Stored entries:
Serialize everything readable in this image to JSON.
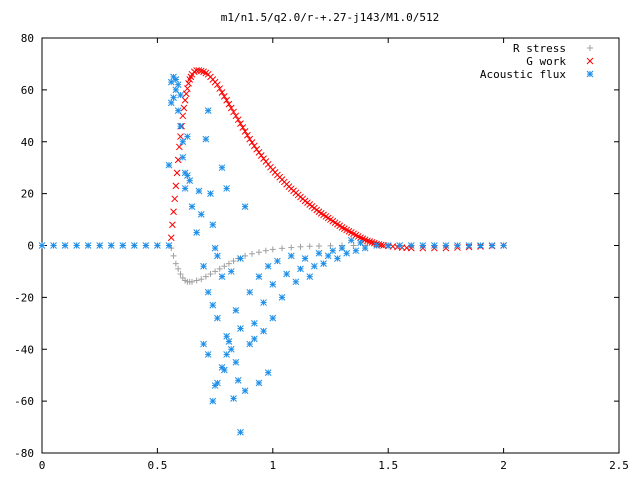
{
  "chart_data": {
    "type": "scatter",
    "title": "m1/n1.5/q2.0/r-+.27-j143/M1.0/512",
    "xlabel": "",
    "ylabel": "",
    "xlim": [
      0,
      2.5
    ],
    "ylim": [
      -80,
      80
    ],
    "x_ticks": [
      {
        "value": 0,
        "label": "0"
      },
      {
        "value": 0.5,
        "label": "0.5"
      },
      {
        "value": 1,
        "label": "1"
      },
      {
        "value": 1.5,
        "label": "1.5"
      },
      {
        "value": 2,
        "label": "2"
      },
      {
        "value": 2.5,
        "label": "2.5"
      }
    ],
    "y_ticks": [
      {
        "value": -80,
        "label": "-80"
      },
      {
        "value": -60,
        "label": "-60"
      },
      {
        "value": -40,
        "label": "-40"
      },
      {
        "value": -20,
        "label": "-20"
      },
      {
        "value": 0,
        "label": "0"
      },
      {
        "value": 20,
        "label": "20"
      },
      {
        "value": 40,
        "label": "40"
      },
      {
        "value": 60,
        "label": "60"
      },
      {
        "value": 80,
        "label": "80"
      }
    ],
    "grid": false,
    "legend_position": "top-right",
    "series": [
      {
        "name": "R stress",
        "marker": "plus",
        "color": "#a0a0a0",
        "points": [
          [
            0.0,
            0
          ],
          [
            0.05,
            0
          ],
          [
            0.1,
            0
          ],
          [
            0.15,
            0
          ],
          [
            0.2,
            0
          ],
          [
            0.25,
            0
          ],
          [
            0.3,
            0
          ],
          [
            0.35,
            0
          ],
          [
            0.4,
            0
          ],
          [
            0.45,
            0
          ],
          [
            0.5,
            0
          ],
          [
            0.55,
            0
          ],
          [
            0.56,
            -1
          ],
          [
            0.57,
            -4
          ],
          [
            0.58,
            -7
          ],
          [
            0.59,
            -9
          ],
          [
            0.6,
            -11
          ],
          [
            0.61,
            -12.5
          ],
          [
            0.62,
            -13.5
          ],
          [
            0.63,
            -14
          ],
          [
            0.64,
            -14
          ],
          [
            0.65,
            -14
          ],
          [
            0.67,
            -13.5
          ],
          [
            0.69,
            -13
          ],
          [
            0.71,
            -12
          ],
          [
            0.73,
            -11
          ],
          [
            0.75,
            -10
          ],
          [
            0.77,
            -9
          ],
          [
            0.79,
            -8
          ],
          [
            0.81,
            -7
          ],
          [
            0.83,
            -6
          ],
          [
            0.85,
            -5
          ],
          [
            0.88,
            -4
          ],
          [
            0.91,
            -3.2
          ],
          [
            0.94,
            -2.6
          ],
          [
            0.97,
            -2
          ],
          [
            1.0,
            -1.5
          ],
          [
            1.04,
            -1.1
          ],
          [
            1.08,
            -0.8
          ],
          [
            1.12,
            -0.5
          ],
          [
            1.16,
            -0.3
          ],
          [
            1.2,
            -0.2
          ],
          [
            1.25,
            -0.1
          ],
          [
            1.3,
            0
          ],
          [
            1.35,
            0
          ],
          [
            1.4,
            0
          ],
          [
            1.45,
            0
          ],
          [
            1.5,
            0
          ],
          [
            1.55,
            0
          ],
          [
            1.6,
            0
          ],
          [
            1.65,
            0
          ],
          [
            1.7,
            0
          ],
          [
            1.75,
            0
          ],
          [
            1.8,
            0
          ],
          [
            1.85,
            0
          ],
          [
            1.9,
            0
          ],
          [
            1.95,
            0
          ],
          [
            2.0,
            0
          ]
        ]
      },
      {
        "name": "G work",
        "marker": "cross",
        "color": "#ff0000",
        "points": [
          [
            0.56,
            3
          ],
          [
            0.565,
            8
          ],
          [
            0.57,
            13
          ],
          [
            0.575,
            18
          ],
          [
            0.58,
            23
          ],
          [
            0.585,
            28
          ],
          [
            0.59,
            33
          ],
          [
            0.595,
            38
          ],
          [
            0.6,
            42
          ],
          [
            0.605,
            46
          ],
          [
            0.61,
            50
          ],
          [
            0.615,
            53
          ],
          [
            0.62,
            56
          ],
          [
            0.625,
            58.5
          ],
          [
            0.63,
            60.5
          ],
          [
            0.635,
            62.5
          ],
          [
            0.64,
            64
          ],
          [
            0.645,
            65
          ],
          [
            0.65,
            66
          ],
          [
            0.66,
            67
          ],
          [
            0.67,
            67.5
          ],
          [
            0.68,
            67.5
          ],
          [
            0.69,
            67.3
          ],
          [
            0.7,
            67
          ],
          [
            0.71,
            66.5
          ],
          [
            0.72,
            66
          ],
          [
            0.73,
            65
          ],
          [
            0.74,
            64
          ],
          [
            0.75,
            63
          ],
          [
            0.76,
            62
          ],
          [
            0.77,
            60.5
          ],
          [
            0.78,
            59
          ],
          [
            0.79,
            57.5
          ],
          [
            0.8,
            56
          ],
          [
            0.81,
            54.5
          ],
          [
            0.82,
            53
          ],
          [
            0.83,
            51.5
          ],
          [
            0.84,
            50
          ],
          [
            0.85,
            48.5
          ],
          [
            0.86,
            47
          ],
          [
            0.87,
            45.5
          ],
          [
            0.88,
            44
          ],
          [
            0.89,
            42.5
          ],
          [
            0.9,
            41
          ],
          [
            0.91,
            39.7
          ],
          [
            0.92,
            38.4
          ],
          [
            0.93,
            37.1
          ],
          [
            0.94,
            35.9
          ],
          [
            0.95,
            34.7
          ],
          [
            0.96,
            33.5
          ],
          [
            0.97,
            32.4
          ],
          [
            0.98,
            31.3
          ],
          [
            0.99,
            30.2
          ],
          [
            1.0,
            29.2
          ],
          [
            1.01,
            28.2
          ],
          [
            1.02,
            27.2
          ],
          [
            1.03,
            26.3
          ],
          [
            1.04,
            25.4
          ],
          [
            1.05,
            24.5
          ],
          [
            1.06,
            23.6
          ],
          [
            1.07,
            22.7
          ],
          [
            1.08,
            21.9
          ],
          [
            1.09,
            21.1
          ],
          [
            1.1,
            20.3
          ],
          [
            1.11,
            19.5
          ],
          [
            1.12,
            18.7
          ],
          [
            1.13,
            18
          ],
          [
            1.14,
            17.2
          ],
          [
            1.15,
            16.5
          ],
          [
            1.16,
            15.8
          ],
          [
            1.17,
            15.1
          ],
          [
            1.18,
            14.4
          ],
          [
            1.19,
            13.7
          ],
          [
            1.2,
            13
          ],
          [
            1.21,
            12.4
          ],
          [
            1.22,
            11.8
          ],
          [
            1.23,
            11.2
          ],
          [
            1.24,
            10.6
          ],
          [
            1.25,
            10
          ],
          [
            1.26,
            9.4
          ],
          [
            1.27,
            8.8
          ],
          [
            1.28,
            8.2
          ],
          [
            1.29,
            7.6
          ],
          [
            1.3,
            7
          ],
          [
            1.31,
            6.5
          ],
          [
            1.32,
            6
          ],
          [
            1.33,
            5.5
          ],
          [
            1.34,
            5
          ],
          [
            1.35,
            4.5
          ],
          [
            1.36,
            4
          ],
          [
            1.37,
            3.5
          ],
          [
            1.38,
            3
          ],
          [
            1.39,
            2.6
          ],
          [
            1.4,
            2.2
          ],
          [
            1.41,
            1.8
          ],
          [
            1.42,
            1.5
          ],
          [
            1.43,
            1.2
          ],
          [
            1.44,
            0.9
          ],
          [
            1.45,
            0.6
          ],
          [
            1.46,
            0.4
          ],
          [
            1.47,
            0.2
          ],
          [
            1.48,
            0
          ],
          [
            1.5,
            -0.2
          ],
          [
            1.52,
            -0.4
          ],
          [
            1.54,
            -0.6
          ],
          [
            1.56,
            -0.8
          ],
          [
            1.58,
            -0.9
          ],
          [
            1.6,
            -1
          ],
          [
            1.65,
            -1
          ],
          [
            1.7,
            -1
          ],
          [
            1.75,
            -1
          ],
          [
            1.8,
            -0.8
          ],
          [
            1.85,
            -0.6
          ],
          [
            1.9,
            -0.4
          ],
          [
            1.95,
            -0.2
          ],
          [
            2.0,
            0
          ]
        ]
      },
      {
        "name": "Acoustic flux",
        "marker": "star",
        "color": "#1f8fe8",
        "points": [
          [
            0.0,
            0
          ],
          [
            0.05,
            0
          ],
          [
            0.1,
            0
          ],
          [
            0.15,
            0
          ],
          [
            0.2,
            0
          ],
          [
            0.25,
            0
          ],
          [
            0.3,
            0
          ],
          [
            0.35,
            0
          ],
          [
            0.4,
            0
          ],
          [
            0.45,
            0
          ],
          [
            0.5,
            0
          ],
          [
            0.55,
            0
          ],
          [
            0.55,
            31
          ],
          [
            0.56,
            55
          ],
          [
            0.56,
            63
          ],
          [
            0.57,
            57
          ],
          [
            0.57,
            65
          ],
          [
            0.58,
            60
          ],
          [
            0.58,
            64
          ],
          [
            0.59,
            52
          ],
          [
            0.59,
            62
          ],
          [
            0.6,
            58
          ],
          [
            0.6,
            46
          ],
          [
            0.61,
            40
          ],
          [
            0.61,
            34
          ],
          [
            0.62,
            28
          ],
          [
            0.62,
            22
          ],
          [
            0.63,
            27
          ],
          [
            0.63,
            42
          ],
          [
            0.64,
            25
          ],
          [
            0.65,
            15
          ],
          [
            0.67,
            5
          ],
          [
            0.68,
            21
          ],
          [
            0.69,
            12
          ],
          [
            0.7,
            -8
          ],
          [
            0.71,
            41
          ],
          [
            0.72,
            52
          ],
          [
            0.73,
            20
          ],
          [
            0.74,
            8
          ],
          [
            0.75,
            -1
          ],
          [
            0.76,
            -4
          ],
          [
            0.78,
            30
          ],
          [
            0.8,
            22
          ],
          [
            0.82,
            -10
          ],
          [
            0.84,
            -25
          ],
          [
            0.86,
            -5
          ],
          [
            0.88,
            15
          ],
          [
            0.9,
            -18
          ],
          [
            0.92,
            -30
          ],
          [
            0.94,
            -12
          ],
          [
            0.96,
            -22
          ],
          [
            0.98,
            -8
          ],
          [
            1.0,
            -15
          ],
          [
            1.02,
            -6
          ],
          [
            1.04,
            -20
          ],
          [
            1.06,
            -11
          ],
          [
            1.08,
            -4
          ],
          [
            1.1,
            -14
          ],
          [
            1.12,
            -9
          ],
          [
            1.14,
            -5
          ],
          [
            1.16,
            -12
          ],
          [
            1.18,
            -8
          ],
          [
            1.2,
            -3
          ],
          [
            1.22,
            -7
          ],
          [
            1.24,
            -4
          ],
          [
            1.26,
            -2
          ],
          [
            1.28,
            -5
          ],
          [
            1.3,
            -1
          ],
          [
            1.32,
            -3
          ],
          [
            1.34,
            2
          ],
          [
            1.36,
            -2
          ],
          [
            1.38,
            1
          ],
          [
            1.4,
            -1
          ],
          [
            1.45,
            0
          ],
          [
            1.5,
            0
          ],
          [
            1.55,
            0
          ],
          [
            1.6,
            0
          ],
          [
            1.65,
            0
          ],
          [
            1.7,
            0
          ],
          [
            1.75,
            0
          ],
          [
            1.8,
            0
          ],
          [
            1.85,
            0
          ],
          [
            1.9,
            0
          ],
          [
            1.95,
            0
          ],
          [
            2.0,
            0
          ],
          [
            0.7,
            -38
          ],
          [
            0.72,
            -42
          ],
          [
            0.74,
            -60
          ],
          [
            0.75,
            -54
          ],
          [
            0.76,
            -53
          ],
          [
            0.78,
            -47
          ],
          [
            0.79,
            -48
          ],
          [
            0.8,
            -35
          ],
          [
            0.81,
            -37
          ],
          [
            0.82,
            -40
          ],
          [
            0.83,
            -59
          ],
          [
            0.85,
            -52
          ],
          [
            0.86,
            -72
          ],
          [
            0.88,
            -56
          ],
          [
            0.9,
            -38
          ],
          [
            0.72,
            -18
          ],
          [
            0.74,
            -23
          ],
          [
            0.76,
            -28
          ],
          [
            0.78,
            -12
          ],
          [
            0.8,
            -42
          ],
          [
            0.84,
            -45
          ],
          [
            0.86,
            -32
          ],
          [
            0.92,
            -36
          ],
          [
            0.94,
            -53
          ],
          [
            0.98,
            -49
          ],
          [
            1.0,
            -28
          ],
          [
            0.96,
            -33
          ]
        ]
      }
    ]
  }
}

### Work to do
In the entries above, find each line with the string "name" and copy it.

### Exercise result
        "name": "R stress",
        "name": "G work",
        "name": "Acoustic flux",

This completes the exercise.